#### [Directive]
In the entries below, lay out as a numbered list the lines between the one holding "question-heading: Who would" and the one holding "option-label: People with", inclusive, leaving out any blank lines.

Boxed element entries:
________

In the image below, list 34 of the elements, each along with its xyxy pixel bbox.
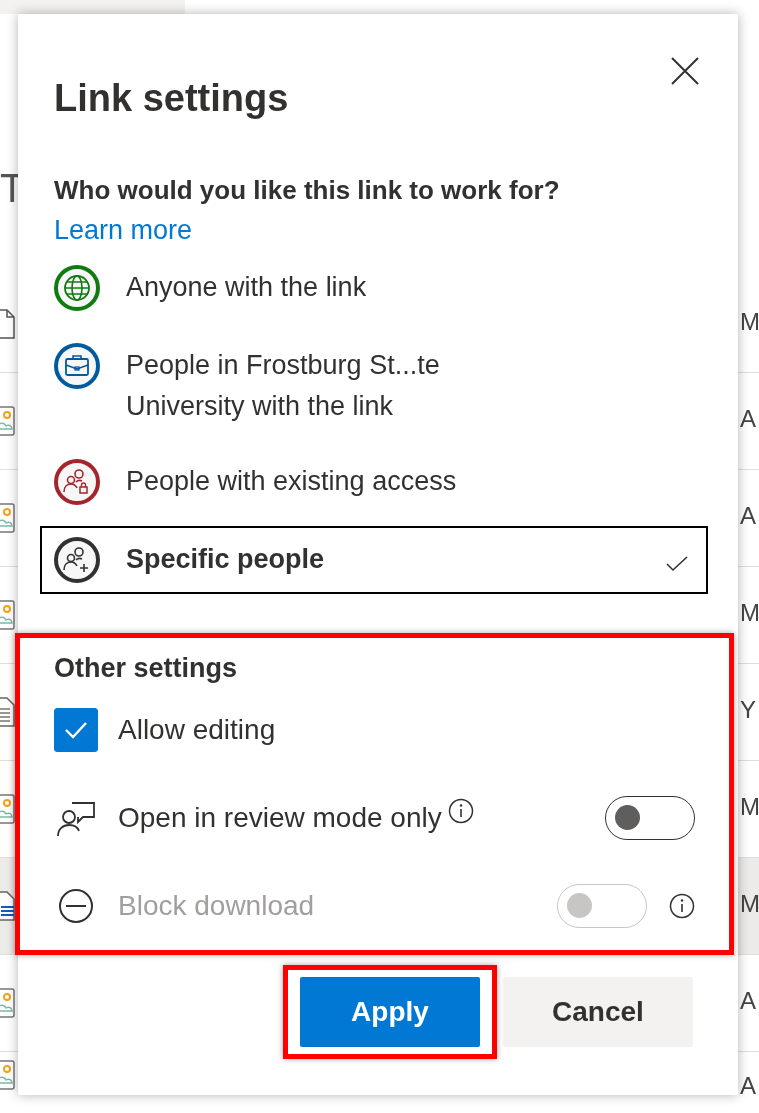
question-heading: Who would you like this link to work for? [54,174,561,207]
column-text: A [740,502,756,530]
section-heading: Other settings [54,652,239,685]
column-text: M [740,890,759,918]
person-comment-icon [56,799,96,837]
option-label: Anyone with the link [126,271,367,304]
audience-option[interactable]: People in Frostburg St...te University with the link [40,332,708,438]
column-text: Y [740,696,756,724]
option-label: People with existing access [126,465,457,498]
info-icon[interactable] [669,893,695,919]
column-text: M [740,793,759,821]
info-icon[interactable] [447,798,474,824]
cancel-button[interactable]: Cancel [503,977,693,1047]
setting-label: Open in review mode only [118,802,442,834]
column-text: M [740,308,759,336]
column-text: A [740,405,756,433]
dialog-title: Link settings [54,76,289,121]
audience-option[interactable]: Specific people [40,526,708,594]
audience-option[interactable]: Anyone with the link [40,254,708,322]
option-label: Specific people [126,543,325,576]
setting-label: Allow editing [118,714,276,746]
block-icon [58,888,94,924]
audience-option[interactable]: People with existing access [40,448,708,516]
apply-button[interactable]: Apply [300,977,480,1047]
file-row[interactable]: A [0,1052,759,1113]
option-label: People in Frostburg St...te [126,349,440,382]
setting-label: Block download [118,890,315,922]
checkmark-icon [666,556,688,572]
option-label: University with the link [126,390,395,423]
column-text: A [740,987,756,1015]
learn-more-link[interactable]: Learn more [54,210,193,250]
column-text: A [740,1072,756,1100]
column-text: M [740,599,759,627]
checkbox[interactable] [54,708,98,752]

________

#### [Exercise solution]
1. question-heading: Who would you like this link to work for? [54,174,561,207]
2. column-text: A [740,502,756,530]
3. section-heading: Other settings [54,652,239,685]
4. column-text: M [740,890,759,918]
5. person-comment-icon [56,799,96,837]
6. option-label: Anyone with the link [126,271,367,304]
7. audience-option[interactable]: People in Frostburg St...te University with the link [40,332,708,438]
8. column-text: Y [740,696,756,724]
9. option-label: People with existing access [126,465,457,498]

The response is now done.